** DATA FOR THE TASK follows **
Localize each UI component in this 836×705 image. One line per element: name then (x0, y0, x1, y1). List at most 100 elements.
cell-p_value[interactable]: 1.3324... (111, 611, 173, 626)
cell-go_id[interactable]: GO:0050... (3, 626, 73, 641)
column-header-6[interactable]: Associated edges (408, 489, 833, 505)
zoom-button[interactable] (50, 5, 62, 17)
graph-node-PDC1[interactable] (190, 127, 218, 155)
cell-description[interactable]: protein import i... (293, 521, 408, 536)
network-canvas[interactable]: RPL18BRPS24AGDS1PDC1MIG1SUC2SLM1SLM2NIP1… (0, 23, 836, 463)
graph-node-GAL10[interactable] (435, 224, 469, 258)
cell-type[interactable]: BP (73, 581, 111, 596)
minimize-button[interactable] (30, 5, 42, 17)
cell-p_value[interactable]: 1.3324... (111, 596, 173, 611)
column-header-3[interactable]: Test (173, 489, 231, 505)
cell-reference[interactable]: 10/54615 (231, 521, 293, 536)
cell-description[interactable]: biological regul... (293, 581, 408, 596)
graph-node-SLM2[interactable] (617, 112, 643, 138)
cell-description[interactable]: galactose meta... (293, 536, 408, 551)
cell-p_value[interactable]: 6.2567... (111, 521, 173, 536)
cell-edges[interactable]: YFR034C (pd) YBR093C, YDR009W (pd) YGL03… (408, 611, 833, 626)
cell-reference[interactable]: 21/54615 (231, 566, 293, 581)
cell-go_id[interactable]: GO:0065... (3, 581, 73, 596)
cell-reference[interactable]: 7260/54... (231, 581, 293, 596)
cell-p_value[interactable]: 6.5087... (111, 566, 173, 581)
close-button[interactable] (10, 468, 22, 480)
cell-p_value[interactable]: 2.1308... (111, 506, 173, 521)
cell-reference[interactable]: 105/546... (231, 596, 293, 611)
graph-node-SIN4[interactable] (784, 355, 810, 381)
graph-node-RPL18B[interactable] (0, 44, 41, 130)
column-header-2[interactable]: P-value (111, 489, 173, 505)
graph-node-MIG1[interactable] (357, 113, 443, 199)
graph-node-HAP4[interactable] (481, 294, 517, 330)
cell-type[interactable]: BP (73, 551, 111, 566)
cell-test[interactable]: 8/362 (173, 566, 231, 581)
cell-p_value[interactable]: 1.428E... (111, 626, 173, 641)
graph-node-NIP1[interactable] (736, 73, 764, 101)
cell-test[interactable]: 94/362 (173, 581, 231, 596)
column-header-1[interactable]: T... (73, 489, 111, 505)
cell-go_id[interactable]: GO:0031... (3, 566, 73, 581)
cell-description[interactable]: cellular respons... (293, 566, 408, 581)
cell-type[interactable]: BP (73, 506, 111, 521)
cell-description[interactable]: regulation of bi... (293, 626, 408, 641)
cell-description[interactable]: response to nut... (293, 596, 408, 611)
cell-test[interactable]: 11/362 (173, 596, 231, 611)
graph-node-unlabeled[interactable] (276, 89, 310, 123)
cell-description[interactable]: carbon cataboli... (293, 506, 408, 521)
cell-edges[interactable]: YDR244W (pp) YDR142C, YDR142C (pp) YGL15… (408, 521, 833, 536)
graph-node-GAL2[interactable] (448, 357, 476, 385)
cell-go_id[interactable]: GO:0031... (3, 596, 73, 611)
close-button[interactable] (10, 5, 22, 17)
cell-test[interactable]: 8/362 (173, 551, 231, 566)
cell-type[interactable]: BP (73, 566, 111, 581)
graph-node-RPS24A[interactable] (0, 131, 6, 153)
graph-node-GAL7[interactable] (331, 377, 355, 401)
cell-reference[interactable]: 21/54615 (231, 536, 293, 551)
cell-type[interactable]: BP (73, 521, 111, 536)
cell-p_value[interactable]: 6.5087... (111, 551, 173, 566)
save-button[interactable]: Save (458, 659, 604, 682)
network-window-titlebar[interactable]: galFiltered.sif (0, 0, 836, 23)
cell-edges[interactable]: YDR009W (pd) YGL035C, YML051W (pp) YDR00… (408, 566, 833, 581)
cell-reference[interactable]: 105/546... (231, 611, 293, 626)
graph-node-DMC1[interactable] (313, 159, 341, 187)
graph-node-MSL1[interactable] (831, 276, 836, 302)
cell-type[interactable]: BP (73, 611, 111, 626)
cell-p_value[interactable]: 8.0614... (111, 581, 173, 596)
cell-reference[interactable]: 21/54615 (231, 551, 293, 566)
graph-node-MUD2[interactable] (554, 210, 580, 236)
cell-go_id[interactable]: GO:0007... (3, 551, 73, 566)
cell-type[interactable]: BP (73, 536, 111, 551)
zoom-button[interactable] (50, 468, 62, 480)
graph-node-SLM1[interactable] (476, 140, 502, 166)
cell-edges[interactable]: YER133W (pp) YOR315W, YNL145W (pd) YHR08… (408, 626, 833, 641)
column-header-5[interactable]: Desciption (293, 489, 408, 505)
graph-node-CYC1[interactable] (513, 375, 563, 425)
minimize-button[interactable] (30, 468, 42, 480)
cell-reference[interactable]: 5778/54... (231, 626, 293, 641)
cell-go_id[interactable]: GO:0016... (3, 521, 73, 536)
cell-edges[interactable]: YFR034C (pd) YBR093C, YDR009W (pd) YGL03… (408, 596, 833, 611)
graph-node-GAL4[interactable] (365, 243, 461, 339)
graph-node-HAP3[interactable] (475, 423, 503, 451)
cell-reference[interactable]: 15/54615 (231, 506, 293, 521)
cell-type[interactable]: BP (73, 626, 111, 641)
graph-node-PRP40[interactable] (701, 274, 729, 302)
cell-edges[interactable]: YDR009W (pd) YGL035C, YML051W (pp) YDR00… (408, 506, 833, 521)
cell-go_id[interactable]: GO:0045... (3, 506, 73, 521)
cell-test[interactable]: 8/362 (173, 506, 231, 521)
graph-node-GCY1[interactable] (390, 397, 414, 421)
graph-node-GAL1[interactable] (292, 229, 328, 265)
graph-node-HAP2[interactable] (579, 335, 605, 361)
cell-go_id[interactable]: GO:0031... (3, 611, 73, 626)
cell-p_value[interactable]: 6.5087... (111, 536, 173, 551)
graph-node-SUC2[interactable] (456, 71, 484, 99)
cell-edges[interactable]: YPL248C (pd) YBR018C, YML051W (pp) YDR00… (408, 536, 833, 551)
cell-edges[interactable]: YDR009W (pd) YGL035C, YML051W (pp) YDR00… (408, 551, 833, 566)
** End of DATA FOR THE TASK **
:: YOUR OBJECTIVE ::
Write out all of the records word for word.

:: RESPONSE TO THE TASK ::
Localize each UI component in this 836×705 image. One line per element: name then (x0, y0, x1, y1). List at most 100 elements.
cell-p_value[interactable]: 1.3324... (111, 611, 173, 626)
cell-go_id[interactable]: GO:0050... (3, 626, 73, 641)
column-header-6[interactable]: Associated edges (408, 489, 833, 505)
zoom-button[interactable] (50, 5, 62, 17)
graph-node-PDC1[interactable] (190, 127, 218, 155)
cell-description[interactable]: protein import i... (293, 521, 408, 536)
network-canvas[interactable]: RPL18BRPS24AGDS1PDC1MIG1SUC2SLM1SLM2NIP1… (0, 23, 836, 463)
graph-node-GAL10[interactable] (435, 224, 469, 258)
cell-type[interactable]: BP (73, 581, 111, 596)
minimize-button[interactable] (30, 5, 42, 17)
cell-p_value[interactable]: 1.3324... (111, 596, 173, 611)
column-header-3[interactable]: Test (173, 489, 231, 505)
cell-reference[interactable]: 10/54615 (231, 521, 293, 536)
cell-description[interactable]: biological regul... (293, 581, 408, 596)
graph-node-SLM2[interactable] (617, 112, 643, 138)
cell-description[interactable]: galactose meta... (293, 536, 408, 551)
cell-p_value[interactable]: 6.2567... (111, 521, 173, 536)
cell-edges[interactable]: YFR034C (pd) YBR093C, YDR009W (pd) YGL03… (408, 611, 833, 626)
cell-reference[interactable]: 21/54615 (231, 566, 293, 581)
cell-go_id[interactable]: GO:0065... (3, 581, 73, 596)
cell-reference[interactable]: 7260/54... (231, 581, 293, 596)
cell-p_value[interactable]: 6.5087... (111, 566, 173, 581)
close-button[interactable] (10, 468, 22, 480)
cell-p_value[interactable]: 2.1308... (111, 506, 173, 521)
cell-reference[interactable]: 105/546... (231, 596, 293, 611)
graph-node-SIN4[interactable] (784, 355, 810, 381)
graph-node-RPL18B[interactable] (0, 44, 41, 130)
column-header-2[interactable]: P-value (111, 489, 173, 505)
graph-node-MIG1[interactable] (357, 113, 443, 199)
graph-node-HAP4[interactable] (481, 294, 517, 330)
cell-type[interactable]: BP (73, 551, 111, 566)
cell-test[interactable]: 8/362 (173, 566, 231, 581)
cell-p_value[interactable]: 1.428E... (111, 626, 173, 641)
graph-node-NIP1[interactable] (736, 73, 764, 101)
cell-test[interactable]: 94/362 (173, 581, 231, 596)
column-header-1[interactable]: T... (73, 489, 111, 505)
cell-go_id[interactable]: GO:0031... (3, 566, 73, 581)
cell-description[interactable]: cellular respons... (293, 566, 408, 581)
cell-type[interactable]: BP (73, 506, 111, 521)
cell-description[interactable]: regulation of bi... (293, 626, 408, 641)
cell-description[interactable]: response to nut... (293, 596, 408, 611)
cell-test[interactable]: 11/362 (173, 596, 231, 611)
graph-node-unlabeled[interactable] (276, 89, 310, 123)
cell-description[interactable]: carbon cataboli... (293, 506, 408, 521)
cell-edges[interactable]: YDR244W (pp) YDR142C, YDR142C (pp) YGL15… (408, 521, 833, 536)
graph-node-GAL2[interactable] (448, 357, 476, 385)
cell-go_id[interactable]: GO:0031... (3, 596, 73, 611)
close-button[interactable] (10, 5, 22, 17)
cell-test[interactable]: 8/362 (173, 551, 231, 566)
cell-type[interactable]: BP (73, 566, 111, 581)
graph-node-RPS24A[interactable] (0, 131, 6, 153)
graph-node-GAL7[interactable] (331, 377, 355, 401)
cell-reference[interactable]: 21/54615 (231, 536, 293, 551)
cell-type[interactable]: BP (73, 521, 111, 536)
cell-p_value[interactable]: 6.5087... (111, 551, 173, 566)
save-button[interactable]: Save (458, 659, 604, 682)
network-window-titlebar[interactable]: galFiltered.sif (0, 0, 836, 23)
cell-edges[interactable]: YDR009W (pd) YGL035C, YML051W (pp) YDR00… (408, 566, 833, 581)
cell-reference[interactable]: 105/546... (231, 611, 293, 626)
graph-node-DMC1[interactable] (313, 159, 341, 187)
graph-node-MSL1[interactable] (831, 276, 836, 302)
cell-type[interactable]: BP (73, 611, 111, 626)
cell-p_value[interactable]: 8.0614... (111, 581, 173, 596)
cell-reference[interactable]: 21/54615 (231, 551, 293, 566)
graph-node-MUD2[interactable] (554, 210, 580, 236)
cell-go_id[interactable]: GO:0007... (3, 551, 73, 566)
cell-type[interactable]: BP (73, 536, 111, 551)
zoom-button[interactable] (50, 468, 62, 480)
graph-node-SLM1[interactable] (476, 140, 502, 166)
cell-edges[interactable]: YER133W (pp) YOR315W, YNL145W (pd) YHR08… (408, 626, 833, 641)
column-header-5[interactable]: Desciption (293, 489, 408, 505)
graph-node-CYC1[interactable] (513, 375, 563, 425)
minimize-button[interactable] (30, 468, 42, 480)
cell-reference[interactable]: 5778/54... (231, 626, 293, 641)
cell-go_id[interactable]: GO:0016... (3, 521, 73, 536)
cell-edges[interactable]: YFR034C (pd) YBR093C, YDR009W (pd) YGL03… (408, 596, 833, 611)
graph-node-GAL4[interactable] (365, 243, 461, 339)
graph-node-HAP3[interactable] (475, 423, 503, 451)
cell-reference[interactable]: 15/54615 (231, 506, 293, 521)
cell-type[interactable]: BP (73, 626, 111, 641)
graph-node-PRP40[interactable] (701, 274, 729, 302)
cell-edges[interactable]: YDR009W (pd) YGL035C, YML051W (pp) YDR00… (408, 506, 833, 521)
cell-go_id[interactable]: GO:0045... (3, 506, 73, 521)
cell-test[interactable]: 8/362 (173, 506, 231, 521)
graph-node-GCY1[interactable] (390, 397, 414, 421)
graph-node-GAL1[interactable] (292, 229, 328, 265)
graph-node-HAP2[interactable] (579, 335, 605, 361)
cell-go_id[interactable]: GO:0031... (3, 611, 73, 626)
cell-p_value[interactable]: 6.5087... (111, 536, 173, 551)
graph-node-SUC2[interactable] (456, 71, 484, 99)
cell-edges[interactable]: YPL248C (pd) YBR018C, YML051W (pp) YDR00… (408, 536, 833, 551)
cell-edges[interactable]: YDR009W (pd) YGL035C, YML051W (pp) YDR00… (408, 551, 833, 566)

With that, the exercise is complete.